→ Do this
Every line below that holds the string "Caucasians" should be copied out.

→ Input records

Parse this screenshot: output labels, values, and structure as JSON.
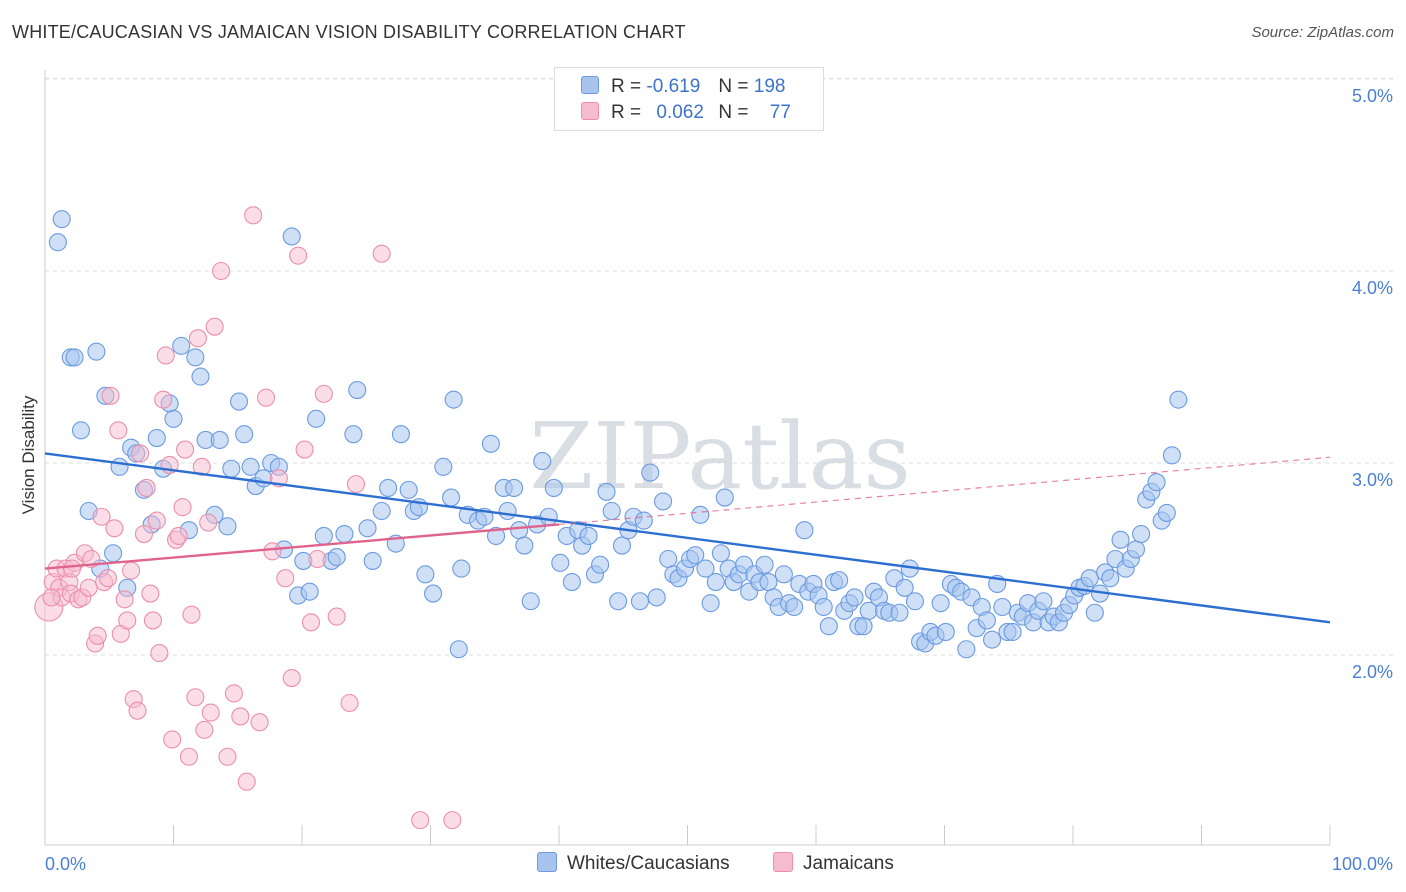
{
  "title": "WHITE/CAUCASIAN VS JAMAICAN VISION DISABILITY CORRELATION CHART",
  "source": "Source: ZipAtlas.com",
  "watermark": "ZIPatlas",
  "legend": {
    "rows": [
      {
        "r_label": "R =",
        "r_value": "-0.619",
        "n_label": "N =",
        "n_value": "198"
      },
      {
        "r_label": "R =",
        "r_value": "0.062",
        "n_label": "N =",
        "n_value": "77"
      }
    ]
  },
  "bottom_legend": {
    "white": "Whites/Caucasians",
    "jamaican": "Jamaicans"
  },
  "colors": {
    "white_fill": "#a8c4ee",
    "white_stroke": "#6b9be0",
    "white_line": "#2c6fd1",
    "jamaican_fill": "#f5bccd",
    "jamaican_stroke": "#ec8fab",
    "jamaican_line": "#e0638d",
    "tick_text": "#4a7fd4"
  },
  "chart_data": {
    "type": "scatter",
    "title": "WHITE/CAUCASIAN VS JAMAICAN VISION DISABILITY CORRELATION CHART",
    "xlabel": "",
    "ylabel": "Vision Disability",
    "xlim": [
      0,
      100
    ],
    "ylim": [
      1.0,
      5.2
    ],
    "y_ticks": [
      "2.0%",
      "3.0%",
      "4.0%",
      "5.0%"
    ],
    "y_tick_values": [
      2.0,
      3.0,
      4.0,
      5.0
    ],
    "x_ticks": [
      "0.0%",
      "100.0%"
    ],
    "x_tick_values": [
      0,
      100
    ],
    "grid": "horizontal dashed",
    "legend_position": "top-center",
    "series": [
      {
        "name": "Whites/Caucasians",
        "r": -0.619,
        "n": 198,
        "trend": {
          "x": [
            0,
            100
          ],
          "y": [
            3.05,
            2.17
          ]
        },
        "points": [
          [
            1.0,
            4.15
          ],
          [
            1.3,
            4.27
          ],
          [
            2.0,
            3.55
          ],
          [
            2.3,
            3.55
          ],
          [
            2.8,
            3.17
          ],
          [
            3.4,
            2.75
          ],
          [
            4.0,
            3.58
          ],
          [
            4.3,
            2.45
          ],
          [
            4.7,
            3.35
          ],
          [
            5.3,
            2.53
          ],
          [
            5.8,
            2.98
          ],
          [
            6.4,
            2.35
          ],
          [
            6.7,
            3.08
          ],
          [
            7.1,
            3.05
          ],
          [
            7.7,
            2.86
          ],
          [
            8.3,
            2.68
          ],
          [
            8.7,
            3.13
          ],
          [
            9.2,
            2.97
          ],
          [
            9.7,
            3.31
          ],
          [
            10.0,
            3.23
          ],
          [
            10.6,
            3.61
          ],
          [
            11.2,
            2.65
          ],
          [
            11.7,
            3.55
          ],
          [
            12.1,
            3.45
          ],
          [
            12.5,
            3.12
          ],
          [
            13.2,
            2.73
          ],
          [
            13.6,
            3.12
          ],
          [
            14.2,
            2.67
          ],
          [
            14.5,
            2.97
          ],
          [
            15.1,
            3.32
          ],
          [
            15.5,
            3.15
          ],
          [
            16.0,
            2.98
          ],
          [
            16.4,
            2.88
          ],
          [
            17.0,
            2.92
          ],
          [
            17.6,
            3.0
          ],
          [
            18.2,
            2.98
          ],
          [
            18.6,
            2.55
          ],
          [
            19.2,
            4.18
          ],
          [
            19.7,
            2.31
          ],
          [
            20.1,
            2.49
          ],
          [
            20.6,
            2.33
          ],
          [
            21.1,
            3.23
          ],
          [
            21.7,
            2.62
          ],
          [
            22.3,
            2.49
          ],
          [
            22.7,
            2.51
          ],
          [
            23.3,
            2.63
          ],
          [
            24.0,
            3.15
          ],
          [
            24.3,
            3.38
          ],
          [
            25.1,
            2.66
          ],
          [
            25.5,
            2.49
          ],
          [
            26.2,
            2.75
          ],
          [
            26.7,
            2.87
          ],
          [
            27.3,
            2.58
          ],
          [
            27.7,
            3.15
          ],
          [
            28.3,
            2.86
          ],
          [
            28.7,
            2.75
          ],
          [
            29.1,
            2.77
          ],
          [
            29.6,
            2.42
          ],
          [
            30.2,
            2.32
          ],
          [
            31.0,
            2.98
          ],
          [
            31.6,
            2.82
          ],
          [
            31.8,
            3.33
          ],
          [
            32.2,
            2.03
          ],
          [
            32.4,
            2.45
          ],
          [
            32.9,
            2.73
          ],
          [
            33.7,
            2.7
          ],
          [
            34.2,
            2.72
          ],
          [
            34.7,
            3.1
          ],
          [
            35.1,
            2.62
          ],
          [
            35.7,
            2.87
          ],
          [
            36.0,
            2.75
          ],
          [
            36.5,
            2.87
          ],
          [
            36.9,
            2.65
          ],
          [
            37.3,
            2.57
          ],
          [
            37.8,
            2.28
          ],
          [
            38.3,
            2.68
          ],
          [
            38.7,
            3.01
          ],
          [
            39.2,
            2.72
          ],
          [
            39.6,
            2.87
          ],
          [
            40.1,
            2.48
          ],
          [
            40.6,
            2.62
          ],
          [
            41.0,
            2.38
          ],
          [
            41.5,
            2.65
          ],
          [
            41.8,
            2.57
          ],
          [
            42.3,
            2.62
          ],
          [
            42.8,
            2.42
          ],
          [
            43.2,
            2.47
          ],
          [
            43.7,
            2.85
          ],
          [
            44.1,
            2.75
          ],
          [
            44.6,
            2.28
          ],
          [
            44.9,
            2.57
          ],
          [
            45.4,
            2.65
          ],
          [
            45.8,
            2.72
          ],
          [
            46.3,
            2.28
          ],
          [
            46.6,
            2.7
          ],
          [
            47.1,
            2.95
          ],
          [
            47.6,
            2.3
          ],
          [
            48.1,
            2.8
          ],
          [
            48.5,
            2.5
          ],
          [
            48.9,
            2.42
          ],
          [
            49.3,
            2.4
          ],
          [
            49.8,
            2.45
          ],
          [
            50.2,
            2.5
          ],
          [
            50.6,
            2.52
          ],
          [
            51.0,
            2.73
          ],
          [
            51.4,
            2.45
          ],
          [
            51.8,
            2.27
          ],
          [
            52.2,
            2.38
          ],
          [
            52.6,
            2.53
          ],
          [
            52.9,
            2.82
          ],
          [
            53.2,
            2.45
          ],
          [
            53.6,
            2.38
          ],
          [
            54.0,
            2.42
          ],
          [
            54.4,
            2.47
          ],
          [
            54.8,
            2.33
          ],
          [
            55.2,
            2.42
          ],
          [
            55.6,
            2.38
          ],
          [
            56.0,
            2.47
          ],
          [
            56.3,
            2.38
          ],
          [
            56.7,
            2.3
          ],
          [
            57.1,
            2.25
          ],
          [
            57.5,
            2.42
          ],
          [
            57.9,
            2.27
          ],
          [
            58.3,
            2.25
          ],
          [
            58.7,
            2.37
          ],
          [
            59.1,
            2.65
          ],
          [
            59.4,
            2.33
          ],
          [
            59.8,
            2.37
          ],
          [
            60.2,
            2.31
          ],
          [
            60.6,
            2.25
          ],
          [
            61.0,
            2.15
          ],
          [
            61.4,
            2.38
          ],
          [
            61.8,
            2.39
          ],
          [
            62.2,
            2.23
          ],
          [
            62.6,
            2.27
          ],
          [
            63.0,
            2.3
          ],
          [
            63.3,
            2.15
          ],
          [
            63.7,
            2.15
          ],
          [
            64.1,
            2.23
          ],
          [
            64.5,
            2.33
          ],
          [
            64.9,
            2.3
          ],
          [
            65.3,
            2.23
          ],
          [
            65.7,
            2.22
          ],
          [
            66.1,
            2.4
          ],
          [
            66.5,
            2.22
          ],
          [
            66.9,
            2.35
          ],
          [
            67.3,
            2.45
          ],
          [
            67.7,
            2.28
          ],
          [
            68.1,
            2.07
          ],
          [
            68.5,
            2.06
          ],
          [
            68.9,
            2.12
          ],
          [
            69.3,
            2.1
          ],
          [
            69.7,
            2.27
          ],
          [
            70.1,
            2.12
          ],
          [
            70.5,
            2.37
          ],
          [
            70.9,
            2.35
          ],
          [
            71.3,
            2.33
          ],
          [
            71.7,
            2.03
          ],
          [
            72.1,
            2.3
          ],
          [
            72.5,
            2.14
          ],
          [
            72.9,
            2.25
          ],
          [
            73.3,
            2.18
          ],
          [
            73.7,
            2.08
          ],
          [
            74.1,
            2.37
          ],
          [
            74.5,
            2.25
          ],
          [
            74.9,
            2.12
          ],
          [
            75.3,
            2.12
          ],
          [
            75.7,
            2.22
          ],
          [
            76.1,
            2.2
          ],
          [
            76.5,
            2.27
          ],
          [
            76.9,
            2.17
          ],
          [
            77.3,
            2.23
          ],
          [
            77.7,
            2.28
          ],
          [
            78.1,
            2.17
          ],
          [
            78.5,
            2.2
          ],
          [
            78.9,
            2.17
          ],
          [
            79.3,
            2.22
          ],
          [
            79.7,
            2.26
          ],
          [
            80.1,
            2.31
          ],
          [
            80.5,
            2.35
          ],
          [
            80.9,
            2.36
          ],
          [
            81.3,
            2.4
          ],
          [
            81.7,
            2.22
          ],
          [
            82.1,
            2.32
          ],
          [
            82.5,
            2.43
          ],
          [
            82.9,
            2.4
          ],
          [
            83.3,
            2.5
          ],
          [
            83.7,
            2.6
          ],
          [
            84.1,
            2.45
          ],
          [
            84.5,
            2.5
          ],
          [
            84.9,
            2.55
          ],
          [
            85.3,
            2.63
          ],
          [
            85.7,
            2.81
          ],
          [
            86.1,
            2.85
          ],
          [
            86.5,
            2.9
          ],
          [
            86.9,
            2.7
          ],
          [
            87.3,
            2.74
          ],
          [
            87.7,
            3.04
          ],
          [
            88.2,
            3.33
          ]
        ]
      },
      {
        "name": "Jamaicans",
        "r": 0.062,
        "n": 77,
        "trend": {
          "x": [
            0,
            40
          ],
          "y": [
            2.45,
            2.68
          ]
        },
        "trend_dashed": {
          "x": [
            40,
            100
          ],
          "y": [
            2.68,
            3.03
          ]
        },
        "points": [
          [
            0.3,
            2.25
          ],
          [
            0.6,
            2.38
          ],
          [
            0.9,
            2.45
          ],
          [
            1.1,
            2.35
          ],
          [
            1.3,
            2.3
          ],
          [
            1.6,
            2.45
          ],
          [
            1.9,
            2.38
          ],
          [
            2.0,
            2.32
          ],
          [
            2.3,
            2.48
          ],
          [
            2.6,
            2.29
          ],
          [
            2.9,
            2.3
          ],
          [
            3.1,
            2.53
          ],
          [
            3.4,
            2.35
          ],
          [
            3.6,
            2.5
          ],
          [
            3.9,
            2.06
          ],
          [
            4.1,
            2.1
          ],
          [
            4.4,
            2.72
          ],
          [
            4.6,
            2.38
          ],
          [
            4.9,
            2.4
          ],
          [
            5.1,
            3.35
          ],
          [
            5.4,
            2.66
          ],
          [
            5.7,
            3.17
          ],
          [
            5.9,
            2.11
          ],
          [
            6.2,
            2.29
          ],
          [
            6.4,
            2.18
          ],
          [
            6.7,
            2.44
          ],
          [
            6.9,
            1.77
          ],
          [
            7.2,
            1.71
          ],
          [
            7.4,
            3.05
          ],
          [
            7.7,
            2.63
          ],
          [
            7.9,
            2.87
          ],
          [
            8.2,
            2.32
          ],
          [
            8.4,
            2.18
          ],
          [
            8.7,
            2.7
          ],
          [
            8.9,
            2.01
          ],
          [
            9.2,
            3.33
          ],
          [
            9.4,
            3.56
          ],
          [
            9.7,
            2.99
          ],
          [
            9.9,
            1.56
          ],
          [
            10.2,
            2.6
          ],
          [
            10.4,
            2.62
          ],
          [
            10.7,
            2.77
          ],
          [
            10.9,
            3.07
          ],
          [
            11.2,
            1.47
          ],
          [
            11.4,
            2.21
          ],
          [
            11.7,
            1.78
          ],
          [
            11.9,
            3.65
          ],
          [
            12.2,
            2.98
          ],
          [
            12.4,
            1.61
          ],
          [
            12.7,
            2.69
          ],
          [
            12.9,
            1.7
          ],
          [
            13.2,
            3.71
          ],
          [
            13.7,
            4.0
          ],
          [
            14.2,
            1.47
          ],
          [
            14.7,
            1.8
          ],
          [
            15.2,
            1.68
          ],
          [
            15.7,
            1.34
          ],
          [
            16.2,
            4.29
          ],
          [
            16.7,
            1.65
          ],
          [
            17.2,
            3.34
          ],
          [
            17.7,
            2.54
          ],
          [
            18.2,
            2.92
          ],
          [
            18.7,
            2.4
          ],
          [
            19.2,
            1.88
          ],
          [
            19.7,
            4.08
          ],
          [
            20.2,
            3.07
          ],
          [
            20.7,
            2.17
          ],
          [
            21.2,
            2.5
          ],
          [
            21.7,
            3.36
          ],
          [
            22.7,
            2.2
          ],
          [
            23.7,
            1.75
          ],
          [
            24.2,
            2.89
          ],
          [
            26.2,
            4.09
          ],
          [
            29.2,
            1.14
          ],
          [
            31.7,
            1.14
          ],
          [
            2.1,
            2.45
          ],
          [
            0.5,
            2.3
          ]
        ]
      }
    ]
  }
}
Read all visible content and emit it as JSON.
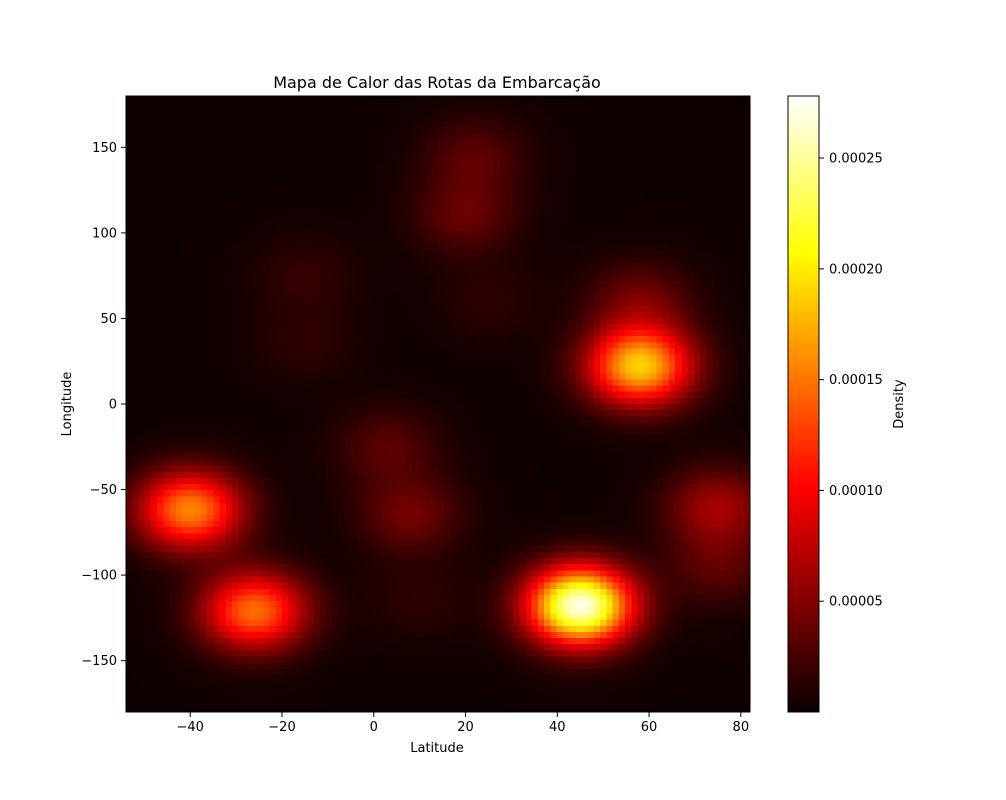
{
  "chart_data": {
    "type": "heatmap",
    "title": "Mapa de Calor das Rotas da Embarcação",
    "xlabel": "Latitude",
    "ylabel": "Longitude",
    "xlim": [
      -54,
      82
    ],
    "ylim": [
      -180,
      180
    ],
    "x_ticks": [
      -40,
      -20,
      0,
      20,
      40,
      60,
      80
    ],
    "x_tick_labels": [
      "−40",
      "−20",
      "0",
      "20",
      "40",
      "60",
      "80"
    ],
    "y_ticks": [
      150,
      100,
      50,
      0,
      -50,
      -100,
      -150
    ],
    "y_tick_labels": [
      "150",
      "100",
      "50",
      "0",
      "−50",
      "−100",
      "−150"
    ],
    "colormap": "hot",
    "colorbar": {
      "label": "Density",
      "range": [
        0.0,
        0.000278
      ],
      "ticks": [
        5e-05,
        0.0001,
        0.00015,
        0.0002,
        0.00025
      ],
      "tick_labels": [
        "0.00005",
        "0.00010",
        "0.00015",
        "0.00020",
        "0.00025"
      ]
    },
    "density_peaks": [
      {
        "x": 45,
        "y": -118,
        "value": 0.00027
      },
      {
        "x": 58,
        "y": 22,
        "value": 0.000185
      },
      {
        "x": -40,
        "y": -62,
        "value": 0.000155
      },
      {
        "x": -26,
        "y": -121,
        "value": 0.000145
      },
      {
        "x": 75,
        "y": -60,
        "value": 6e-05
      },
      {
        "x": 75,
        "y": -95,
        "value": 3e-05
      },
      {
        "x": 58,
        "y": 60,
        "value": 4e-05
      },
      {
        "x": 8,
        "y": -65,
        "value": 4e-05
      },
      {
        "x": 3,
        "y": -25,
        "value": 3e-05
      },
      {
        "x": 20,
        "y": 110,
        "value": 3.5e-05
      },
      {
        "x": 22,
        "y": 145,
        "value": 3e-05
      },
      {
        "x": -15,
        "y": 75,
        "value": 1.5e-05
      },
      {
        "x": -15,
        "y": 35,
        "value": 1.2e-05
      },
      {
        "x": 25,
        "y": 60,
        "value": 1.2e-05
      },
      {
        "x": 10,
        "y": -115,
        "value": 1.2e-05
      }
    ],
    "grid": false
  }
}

→ The response
    "white": "Whites/Caucasians",
        "name": "Whites/Caucasians",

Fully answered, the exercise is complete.